'''
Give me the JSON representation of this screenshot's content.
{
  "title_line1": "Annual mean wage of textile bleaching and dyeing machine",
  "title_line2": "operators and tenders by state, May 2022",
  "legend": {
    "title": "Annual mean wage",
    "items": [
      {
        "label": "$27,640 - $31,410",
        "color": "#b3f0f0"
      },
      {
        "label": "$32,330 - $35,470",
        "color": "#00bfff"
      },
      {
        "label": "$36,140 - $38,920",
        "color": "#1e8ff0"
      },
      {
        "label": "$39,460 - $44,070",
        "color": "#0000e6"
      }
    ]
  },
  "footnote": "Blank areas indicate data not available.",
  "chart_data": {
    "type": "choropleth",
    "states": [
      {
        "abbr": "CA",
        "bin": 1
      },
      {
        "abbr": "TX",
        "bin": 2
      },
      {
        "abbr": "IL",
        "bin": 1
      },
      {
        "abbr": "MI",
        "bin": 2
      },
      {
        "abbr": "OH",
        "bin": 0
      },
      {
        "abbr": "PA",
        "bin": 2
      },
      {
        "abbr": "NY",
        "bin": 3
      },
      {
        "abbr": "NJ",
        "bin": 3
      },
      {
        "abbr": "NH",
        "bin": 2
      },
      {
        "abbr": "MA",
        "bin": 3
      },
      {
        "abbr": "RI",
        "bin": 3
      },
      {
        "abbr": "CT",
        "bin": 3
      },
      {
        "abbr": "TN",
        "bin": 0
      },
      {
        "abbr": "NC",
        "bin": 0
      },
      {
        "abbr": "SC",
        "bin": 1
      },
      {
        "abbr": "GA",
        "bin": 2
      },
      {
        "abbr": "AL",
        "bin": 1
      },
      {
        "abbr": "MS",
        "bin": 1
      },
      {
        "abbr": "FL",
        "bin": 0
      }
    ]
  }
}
'''
(WHAT THE EXERCISE ASKS) All entries shown above should be printed again exactly.

(REPLY TO THE TASK)
Give me the JSON representation of this screenshot's content.
{
  "title_line1": "Annual mean wage of textile bleaching and dyeing machine",
  "title_line2": "operators and tenders by state, May 2022",
  "legend": {
    "title": "Annual mean wage",
    "items": [
      {
        "label": "$27,640 - $31,410",
        "color": "#b3f0f0"
      },
      {
        "label": "$32,330 - $35,470",
        "color": "#00bfff"
      },
      {
        "label": "$36,140 - $38,920",
        "color": "#1e8ff0"
      },
      {
        "label": "$39,460 - $44,070",
        "color": "#0000e6"
      }
    ]
  },
  "footnote": "Blank areas indicate data not available.",
  "chart_data": {
    "type": "choropleth",
    "states": [
      {
        "abbr": "CA",
        "bin": 1
      },
      {
        "abbr": "TX",
        "bin": 2
      },
      {
        "abbr": "IL",
        "bin": 1
      },
      {
        "abbr": "MI",
        "bin": 2
      },
      {
        "abbr": "OH",
        "bin": 0
      },
      {
        "abbr": "PA",
        "bin": 2
      },
      {
        "abbr": "NY",
        "bin": 3
      },
      {
        "abbr": "NJ",
        "bin": 3
      },
      {
        "abbr": "NH",
        "bin": 2
      },
      {
        "abbr": "MA",
        "bin": 3
      },
      {
        "abbr": "RI",
        "bin": 3
      },
      {
        "abbr": "CT",
        "bin": 3
      },
      {
        "abbr": "TN",
        "bin": 0
      },
      {
        "abbr": "NC",
        "bin": 0
      },
      {
        "abbr": "SC",
        "bin": 1
      },
      {
        "abbr": "GA",
        "bin": 2
      },
      {
        "abbr": "AL",
        "bin": 1
      },
      {
        "abbr": "MS",
        "bin": 1
      },
      {
        "abbr": "FL",
        "bin": 0
      }
    ]
  }
}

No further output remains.